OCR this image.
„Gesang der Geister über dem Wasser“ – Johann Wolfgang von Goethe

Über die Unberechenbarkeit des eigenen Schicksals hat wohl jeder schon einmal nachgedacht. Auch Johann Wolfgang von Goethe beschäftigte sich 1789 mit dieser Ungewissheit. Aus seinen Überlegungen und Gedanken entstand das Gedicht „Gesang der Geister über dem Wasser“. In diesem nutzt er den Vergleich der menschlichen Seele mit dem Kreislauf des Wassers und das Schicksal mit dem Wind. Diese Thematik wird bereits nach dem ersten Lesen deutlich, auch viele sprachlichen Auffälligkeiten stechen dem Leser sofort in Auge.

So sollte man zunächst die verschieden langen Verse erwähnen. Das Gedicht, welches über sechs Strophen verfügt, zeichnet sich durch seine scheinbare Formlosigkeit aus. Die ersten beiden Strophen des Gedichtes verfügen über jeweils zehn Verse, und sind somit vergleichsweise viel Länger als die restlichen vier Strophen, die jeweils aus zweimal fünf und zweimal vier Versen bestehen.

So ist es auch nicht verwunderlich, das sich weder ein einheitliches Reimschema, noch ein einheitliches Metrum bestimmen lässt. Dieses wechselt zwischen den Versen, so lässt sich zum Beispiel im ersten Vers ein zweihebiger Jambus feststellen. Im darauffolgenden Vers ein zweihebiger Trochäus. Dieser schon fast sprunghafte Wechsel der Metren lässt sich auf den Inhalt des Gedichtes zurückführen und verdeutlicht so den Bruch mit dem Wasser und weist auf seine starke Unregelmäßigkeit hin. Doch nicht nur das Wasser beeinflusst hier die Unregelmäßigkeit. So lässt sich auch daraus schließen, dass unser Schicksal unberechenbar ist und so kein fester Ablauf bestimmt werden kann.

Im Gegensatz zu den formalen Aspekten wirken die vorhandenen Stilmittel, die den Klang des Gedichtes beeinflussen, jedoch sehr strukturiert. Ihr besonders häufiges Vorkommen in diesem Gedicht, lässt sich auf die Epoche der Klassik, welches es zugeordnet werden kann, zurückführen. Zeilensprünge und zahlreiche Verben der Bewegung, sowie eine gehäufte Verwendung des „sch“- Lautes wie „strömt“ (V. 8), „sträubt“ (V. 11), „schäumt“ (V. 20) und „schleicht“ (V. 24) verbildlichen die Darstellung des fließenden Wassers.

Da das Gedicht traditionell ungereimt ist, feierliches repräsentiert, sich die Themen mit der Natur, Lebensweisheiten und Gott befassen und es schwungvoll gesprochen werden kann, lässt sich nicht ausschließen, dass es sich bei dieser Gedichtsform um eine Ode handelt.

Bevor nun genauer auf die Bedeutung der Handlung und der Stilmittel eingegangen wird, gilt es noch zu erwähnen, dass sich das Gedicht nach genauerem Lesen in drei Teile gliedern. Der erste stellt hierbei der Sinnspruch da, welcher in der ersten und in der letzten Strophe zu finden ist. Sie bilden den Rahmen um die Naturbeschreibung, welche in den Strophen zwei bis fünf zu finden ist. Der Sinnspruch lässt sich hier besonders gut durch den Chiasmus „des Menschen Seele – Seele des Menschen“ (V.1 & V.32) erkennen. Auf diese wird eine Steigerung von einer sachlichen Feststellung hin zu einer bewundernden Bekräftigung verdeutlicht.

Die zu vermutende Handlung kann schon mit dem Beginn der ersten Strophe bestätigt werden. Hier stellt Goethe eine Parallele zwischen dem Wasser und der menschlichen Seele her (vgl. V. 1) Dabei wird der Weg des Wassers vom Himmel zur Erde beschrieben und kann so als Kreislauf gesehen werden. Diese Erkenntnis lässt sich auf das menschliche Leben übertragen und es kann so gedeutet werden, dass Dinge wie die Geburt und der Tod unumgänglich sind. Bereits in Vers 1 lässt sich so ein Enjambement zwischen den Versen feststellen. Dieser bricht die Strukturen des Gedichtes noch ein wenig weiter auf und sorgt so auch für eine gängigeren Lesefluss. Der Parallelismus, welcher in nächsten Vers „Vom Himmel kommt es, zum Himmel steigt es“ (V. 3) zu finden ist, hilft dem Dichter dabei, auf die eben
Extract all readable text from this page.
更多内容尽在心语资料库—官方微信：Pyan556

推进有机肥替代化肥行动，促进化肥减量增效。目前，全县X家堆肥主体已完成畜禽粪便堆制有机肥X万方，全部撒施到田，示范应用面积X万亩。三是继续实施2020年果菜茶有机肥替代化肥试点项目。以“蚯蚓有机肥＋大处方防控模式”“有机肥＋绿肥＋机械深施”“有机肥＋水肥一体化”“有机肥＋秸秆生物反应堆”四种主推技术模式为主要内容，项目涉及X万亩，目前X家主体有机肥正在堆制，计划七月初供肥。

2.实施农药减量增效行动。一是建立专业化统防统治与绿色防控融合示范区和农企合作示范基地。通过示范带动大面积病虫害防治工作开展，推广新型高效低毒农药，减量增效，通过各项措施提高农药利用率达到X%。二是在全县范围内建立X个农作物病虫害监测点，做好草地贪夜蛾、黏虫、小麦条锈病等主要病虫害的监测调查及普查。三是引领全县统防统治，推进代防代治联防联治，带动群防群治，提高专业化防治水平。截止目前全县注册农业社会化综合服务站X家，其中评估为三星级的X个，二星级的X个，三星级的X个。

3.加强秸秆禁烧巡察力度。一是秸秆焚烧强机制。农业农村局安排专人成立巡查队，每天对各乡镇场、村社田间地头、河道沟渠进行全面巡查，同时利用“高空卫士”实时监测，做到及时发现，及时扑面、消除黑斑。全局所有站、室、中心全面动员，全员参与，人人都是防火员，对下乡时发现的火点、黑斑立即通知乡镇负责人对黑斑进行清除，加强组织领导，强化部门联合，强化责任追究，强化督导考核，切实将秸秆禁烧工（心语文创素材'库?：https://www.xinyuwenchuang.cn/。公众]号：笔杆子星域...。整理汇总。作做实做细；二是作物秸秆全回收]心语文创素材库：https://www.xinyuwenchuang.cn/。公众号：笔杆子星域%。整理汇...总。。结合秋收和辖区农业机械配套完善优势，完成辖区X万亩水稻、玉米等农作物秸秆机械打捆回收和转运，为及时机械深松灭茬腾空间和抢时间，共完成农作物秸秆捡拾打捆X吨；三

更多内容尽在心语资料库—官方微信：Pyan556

= Problem =
Write out the full listing exactly as given.

= Problem solution =
OCR this image.
„Gesang der Geister über dem Wasser“ – Johann Wolfgang von Goethe

Über die Unberechenbarkeit des eigenen Schicksals hat wohl jeder schon einmal nachgedacht. Auch Johann Wolfgang von Goethe beschäftigte sich 1789 mit dieser Ungewissheit. Aus seinen Überlegungen und Gedanken entstand das Gedicht „Gesang der Geister über dem Wasser“. In diesem nutzt er den Vergleich der menschlichen Seele mit dem Kreislauf des Wassers und das Schicksal mit dem Wind. Diese Thematik wird bereits nach dem ersten Lesen deutlich, auch viele sprachlichen Auffälligkeiten stechen dem Leser sofort in Auge.

So sollte man zunächst die verschieden langen Verse erwähnen. Das Gedicht, welches über sechs Strophen verfügt, zeichnet sich durch seine scheinbare Formlosigkeit aus. Die ersten beiden Strophen des Gedichtes verfügen über jeweils zehn Verse, und sind somit vergleichsweise viel Länger als die restlichen vier Strophen, die jeweils aus zweimal fünf und zweimal vier Versen bestehen.

So ist es auch nicht verwunderlich, das sich weder ein einheitliches Reimschema, noch ein einheitliches Metrum bestimmen lässt. Dieses wechselt zwischen den Versen, so lässt sich zum Beispiel im ersten Vers ein zweihebiger Jambus feststellen. Im darauffolgenden Vers ein zweihebiger Trochäus. Dieser schon fast sprunghafte Wechsel der Metren lässt sich auf den Inhalt des Gedichtes zurückführen und verdeutlicht so den Bruch mit dem Wasser und weist auf seine starke Unregelmäßigkeit hin. Doch nicht nur das Wasser beeinflusst hier die Unregelmäßigkeit. So lässt sich auch daraus schließen, dass unser Schicksal unberechenbar ist und so kein fester Ablauf bestimmt werden kann.

Im Gegensatz zu den formalen Aspekten wirken die vorhandenen Stilmittel, die den Klang des Gedichtes beeinflussen, jedoch sehr strukturiert. Ihr besonders häufiges Vorkommen in diesem Gedicht, lässt sich auf die Epoche der Klassik, welches es zugeordnet werden kann, zurückführen. Zeilensprünge und zahlreiche Verben der Bewegung, sowie eine gehäufte Verwendung des „sch“- Lautes wie „strömt“ (V. 8), „sträubt“ (V. 11), „schäumt“ (V. 20) und „schleicht“ (V. 24) verbildlichen die Darstellung des fließenden Wassers.

Da das Gedicht traditionell ungereimt ist, feierliches repräsentiert, sich die Themen mit der Natur, Lebensweisheiten und Gott befassen und es schwungvoll gesprochen werden kann, lässt sich nicht ausschließen, dass es sich bei dieser Gedichtsform um eine Ode handelt.

Bevor nun genauer auf die Bedeutung der Handlung und der Stilmittel eingegangen wird, gilt es noch zu erwähnen, dass sich das Gedicht nach genauerem Lesen in drei Teile gliedern. Der erste stellt hierbei der Sinnspruch da, welcher in der ersten und in der letzten Strophe zu finden ist. Sie bilden den Rahmen um die Naturbeschreibung, welche in den Strophen zwei bis fünf zu finden ist. Der Sinnspruch lässt sich hier besonders gut durch den Chiasmus „des Menschen Seele – Seele des Menschen“ (V.1 & V.32) erkennen. Auf diese wird eine Steigerung von einer sachlichen Feststellung hin zu einer bewundernden Bekräftigung verdeutlicht.

Die zu vermutende Handlung kann schon mit dem Beginn der ersten Strophe bestätigt werden. Hier stellt Goethe eine Parallele zwischen dem Wasser und der menschlichen Seele her (vgl. V. 1) Dabei wird der Weg des Wassers vom Himmel zur Erde beschrieben und kann so als Kreislauf gesehen werden. Diese Erkenntnis lässt sich auf das menschliche Leben übertragen und es kann so gedeutet werden, dass Dinge wie die Geburt und der Tod unumgänglich sind. Bereits in Vers 1 lässt sich so ein Enjambement zwischen den Versen feststellen. Dieser bricht die Strukturen des Gedichtes noch ein wenig weiter auf und sorgt so auch für eine gängigeren Lesefluss. Der Parallelismus, welcher in nächsten Vers „Vom Himmel kommt es, zum Himmel steigt es“ (V. 3) zu finden ist, hilft dem Dichter dabei, auf die eben
Extract all readable text from this page.
更多内容尽在心语资料库—官方微信：Pyan556

推进有机肥替代化肥行动，促进化肥减量增效。目前，全县X家堆肥主体已完成畜禽粪便堆制有机肥X万方，全部撒施到田，示范应用面积X万亩。三是继续实施2020年果菜茶有机肥替代化肥试点项目。以“蚯蚓有机肥＋大处方防控模式”“有机肥＋绿肥＋机械深施”“有机肥＋水肥一体化”“有机肥＋秸秆生物反应堆”四种主推技术模式为主要内容，项目涉及X万亩，目前X家主体有机肥正在堆制，计划七月初供肥。

2.实施农药减量增效行动。一是建立专业化统防统治与绿色防控融合示范区和农企合作示范基地。通过示范带动大面积病虫害防治工作开展，推广新型高效低毒农药，减量增效，通过各项措施提高农药利用率达到X%。二是在全县范围内建立X个农作物病虫害监测点，做好草地贪夜蛾、黏虫、小麦条锈病等主要病虫害的监测调查及普查。三是引领全县统防统治，推进代防代治联防联治，带动群防群治，提高专业化防治水平。截止目前全县注册农业社会化综合服务站X家，其中评估为三星级的X个，二星级的X个，三星级的X个。

3.加强秸秆禁烧巡察力度。一是秸秆焚烧强机制。农业农村局安排专人成立巡查队，每天对各乡镇场、村社田间地头、河道沟渠进行全面巡查，同时利用“高空卫士”实时监测，做到及时发现，及时扑面、消除黑斑。全局所有站、室、中心全面动员，全员参与，人人都是防火员，对下乡时发现的火点、黑斑立即通知乡镇负责人对黑斑进行清除，加强组织领导，强化部门联合，强化责任追究，强化督导考核，切实将秸秆禁烧工（心语文创素材'库?：https://www.xinyuwenchuang.cn/。公众]号：笔杆子星域...。整理汇总。作做实做细；二是作物秸秆全回收]心语文创素材库：https://www.xinyuwenchuang.cn/。公众号：笔杆子星域%。整理汇...总。。结合秋收和辖区农业机械配套完善优势，完成辖区X万亩水稻、玉米等农作物秸秆机械打捆回收和转运，为及时机械深松灭茬腾空间和抢时间，共完成农作物秸秆捡拾打捆X吨；三

更多内容尽在心语资料库—官方微信：Pyan556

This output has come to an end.